▶ **Objective**: In the entries below, find every line holding the string "HELIUM" and collect it.

>> start Material supplied

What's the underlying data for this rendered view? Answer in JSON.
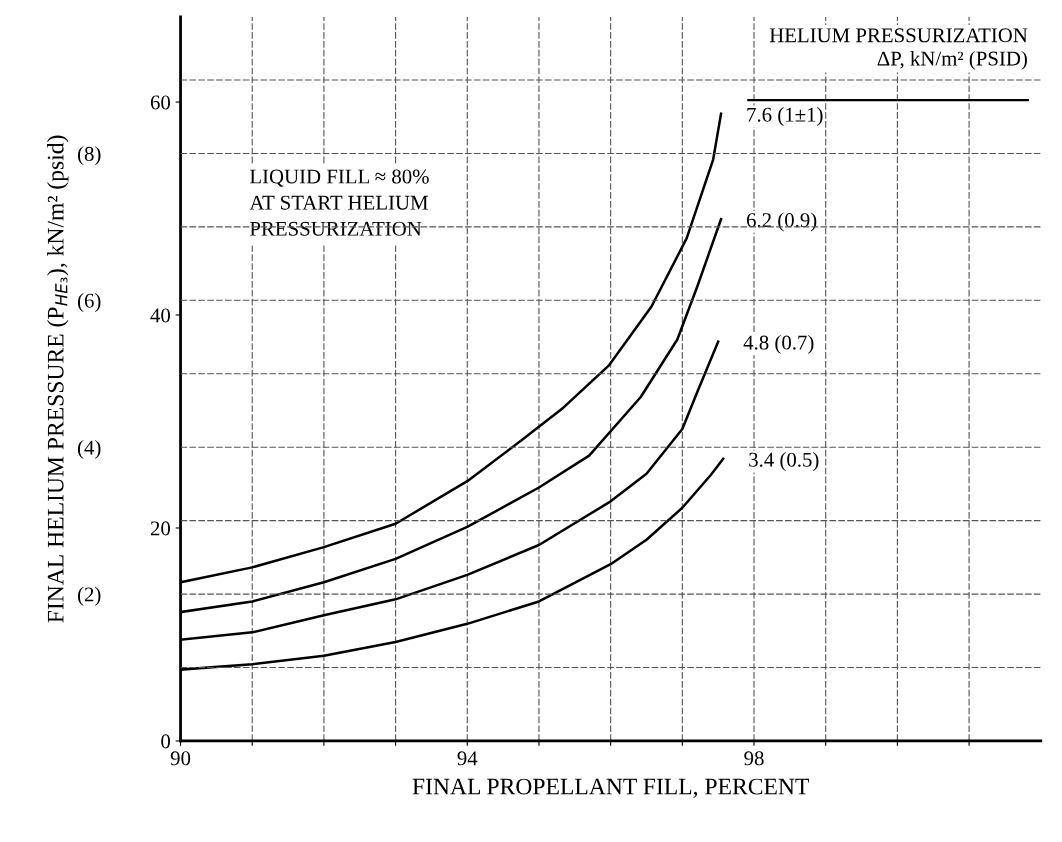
{
  "chart_data": {
    "type": "line",
    "xlabel": "FINAL PROPELLANT FILL, PERCENT",
    "y2label": "FINAL HELIUM PRESSURE (P$_{HE₃}$), kN/m² (psid)",
    "legend_title": "HELIUM PRESSURIZATION\nΔP, kN/m² (PSID)",
    "annotations": [
      "LIQUID FILL ≈ 80%\nAT START HELIUM\nPRESSURIZATION"
    ],
    "xlim": [
      90,
      102
    ],
    "ylim": [
      0,
      68
    ],
    "xticks": [
      90,
      {
        "value": 91,
        "label": null
      },
      {
        "value": 92,
        "label": null
      },
      {
        "value": 93,
        "label": null
      },
      94,
      {
        "value": 95,
        "label": null
      },
      {
        "value": 96,
        "label": null
      },
      {
        "value": 97,
        "label": null
      },
      98,
      {
        "value": 99,
        "label": null
      },
      {
        "value": 100,
        "label": null
      },
      {
        "value": 101,
        "label": null
      }
    ],
    "yticks": [
      0,
      20,
      40,
      60
    ],
    "y2lim": [
      0,
      9.86
    ],
    "y2ticks": [
      {
        "value": 1,
        "label": null
      },
      {
        "value": 2,
        "label": "(2)"
      },
      {
        "value": 3,
        "label": null
      },
      {
        "value": 4,
        "label": "(4)"
      },
      {
        "value": 5,
        "label": null
      },
      {
        "value": 6,
        "label": "(6)"
      },
      {
        "value": 7,
        "label": null
      },
      {
        "value": 8,
        "label": "(8)"
      },
      {
        "value": 9,
        "label": null
      }
    ],
    "grid": true,
    "legend": "right",
    "marker": "none",
    "line_style": "solid",
    "series": [
      {
        "name": "7.6 (1±1)",
        "color": "#000000",
        "x": [
          90,
          91,
          92,
          93,
          94,
          94.77,
          95.34,
          95.98,
          96.57,
          97.06,
          97.43,
          97.54
        ],
        "values": [
          14.9,
          16.3,
          18.2,
          20.4,
          24.4,
          28.3,
          31.3,
          35.3,
          40.8,
          47.2,
          54.6,
          58.9
        ]
      },
      {
        "name": "6.2 (0.9)",
        "color": "#000000",
        "x": [
          90,
          91,
          92,
          93,
          94,
          95,
          95.7,
          96.42,
          96.93,
          97.21,
          97.54
        ],
        "values": [
          12.1,
          13.1,
          14.9,
          17.1,
          20.1,
          23.8,
          26.8,
          32.3,
          37.7,
          42.7,
          49.0
        ]
      },
      {
        "name": "4.8 (0.7)",
        "color": "#000000",
        "x": [
          90,
          91,
          92,
          93,
          94,
          95,
          96,
          96.5,
          97,
          97.21,
          97.5
        ],
        "values": [
          9.5,
          10.2,
          11.8,
          13.3,
          15.6,
          18.4,
          22.5,
          25.1,
          29.3,
          32.8,
          37.5
        ]
      },
      {
        "name": "3.4 (0.5)",
        "color": "#000000",
        "x": [
          90,
          91,
          92,
          93,
          94,
          95,
          96,
          96.5,
          97,
          97.4,
          97.57
        ],
        "values": [
          6.7,
          7.2,
          8.0,
          9.3,
          11.0,
          13.1,
          16.6,
          18.9,
          21.9,
          25.0,
          26.5
        ]
      }
    ]
  }
}
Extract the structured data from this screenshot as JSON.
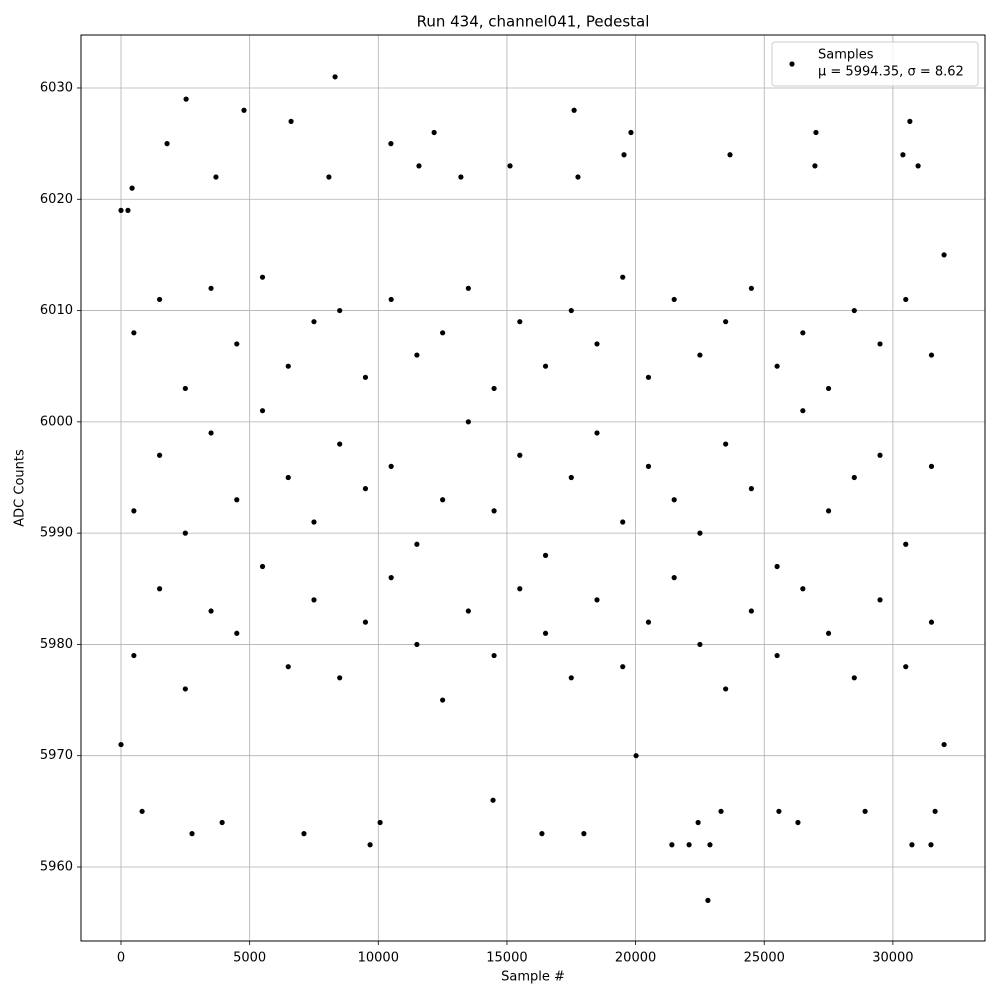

>> end Material supplied

▶ **Answer to this task**:
    "y2label": "FINAL HELIUM PRESSURE (P$_{HE₃}$), kN/m² (psid)",
    "legend_title": "HELIUM PRESSURIZATION\nΔP, kN/m² (PSID)",
      "LIQUID FILL ≈ 80%\nAT START HELIUM\nPRESSURIZATION"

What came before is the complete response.